## INSTRUCTIONS TO FOLLOW
Restate the whole listing word for word. Pictures are left out.

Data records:
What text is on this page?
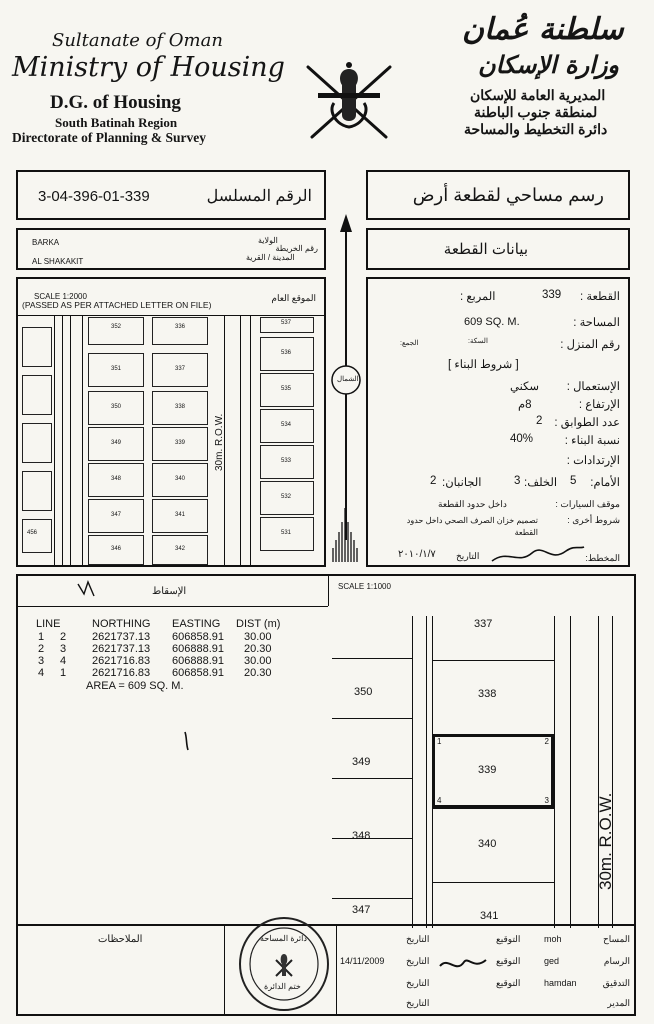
Sultanate of Oman
Ministry of Housing
D.G. of Housing
South Batinah Region
Directorate of Planning & Survey
سلطنة عُمان
وزارة الإسكان
المديرية العامة للإسكان
لمنطقة جنوب الباطنة
دائرة التخطيط والمساحة
الرقم المسلسل
3-04-396-01-339	رسم مساحي لقطعة أرض
BARKA
AL SHAKAKIT
الولاية
المدينة / القرية
رقم الخريطة	بيانات القطعة
SCALE 1:2000
(PASSED AS PER ATTACHED LETTER ON FILE)
الموقع العام
30m. R.O.W.
456
352
351
350
349
348
347
346
336
337
338
339
340
341
342
537
536
535
534
533
532
531
الشمال
القطعة :
339
المربع :
المساحة :
609 SQ. M.
رقم المنزل :
السكة:
الجمع:
[ شروط البناء ]
الإستعمال :
سكني
الإرتفاع :
8م
عدد الطوابق :
2
نسبة البناء :
40%
الإرتدادات :
الأمام:
5
الخلف:
3
الجانبان:
2
موقف السيارات :
داخل حدود القطعة
شروط أخرى :
تصميم خزان الصرف الصحي داخل حدود القطعة
المخطط:
التاريخ
٢٠١٠/١/٧
الإسقاط	SCALE 1:1000
LINE	NORTHING EASTING DIST (m)
1 2 2621737.13 606858.91 30.00
2 3 2621737.13 606888.91 20.30
3 4 2621716.83 606888.91 30.00
4 1 2621716.83 606858.91 20.30
AREA = 609 SQ. M.
337
338
339
340
341
350
349
348
347
1	2
3
4	30m. R.O.W.
الملاحظات	دائرة المساحة
ختم الدائرة
المساح
moh
التوقيع
التاريخ
الرسام
ged
التوقيع
التاريخ
14/11/2009
التدقيق
hamdan
التوقيع
التاريخ
المدير
التاريخ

## ANSWER TO THE PROBLEM
What text is on this page?
Sultanate of Oman
Ministry of Housing
D.G. of Housing
South Batinah Region
Directorate of Planning & Survey
سلطنة عُمان
وزارة الإسكان
المديرية العامة للإسكان
لمنطقة جنوب الباطنة
دائرة التخطيط والمساحة
الرقم المسلسل
3-04-396-01-339	رسم مساحي لقطعة أرض
BARKA
AL SHAKAKIT
الولاية
المدينة / القرية
رقم الخريطة	بيانات القطعة
SCALE 1:2000
(PASSED AS PER ATTACHED LETTER ON FILE)
الموقع العام
30m. R.O.W.
456
352
351
350
349
348
347
346
336
337
338
339
340
341
342
537
536
535
534
533
532
531
الشمال
القطعة :
339
المربع :
المساحة :
609 SQ. M.
رقم المنزل :
السكة:
الجمع:
[ شروط البناء ]
الإستعمال :
سكني
الإرتفاع :
8م
عدد الطوابق :
2
نسبة البناء :
40%
الإرتدادات :
الأمام:
5
الخلف:
3
الجانبان:
2
موقف السيارات :
داخل حدود القطعة
شروط أخرى :
تصميم خزان الصرف الصحي داخل حدود القطعة
المخطط:
التاريخ
٢٠١٠/١/٧
الإسقاط	SCALE 1:1000
LINE	NORTHING EASTING DIST (m)
1 2 2621737.13 606858.91 30.00
2 3 2621737.13 606888.91 20.30
3 4 2621716.83 606888.91 30.00
4 1 2621716.83 606858.91 20.30
AREA = 609 SQ. M.
337
338
339
340
341
350
349
348
347
1	2
3
4	30m. R.O.W.
الملاحظات	دائرة المساحة
ختم الدائرة
المساح
moh
التوقيع
التاريخ
الرسام
ged
التوقيع
التاريخ
14/11/2009
التدقيق
hamdan
التوقيع
التاريخ
المدير
التاريخ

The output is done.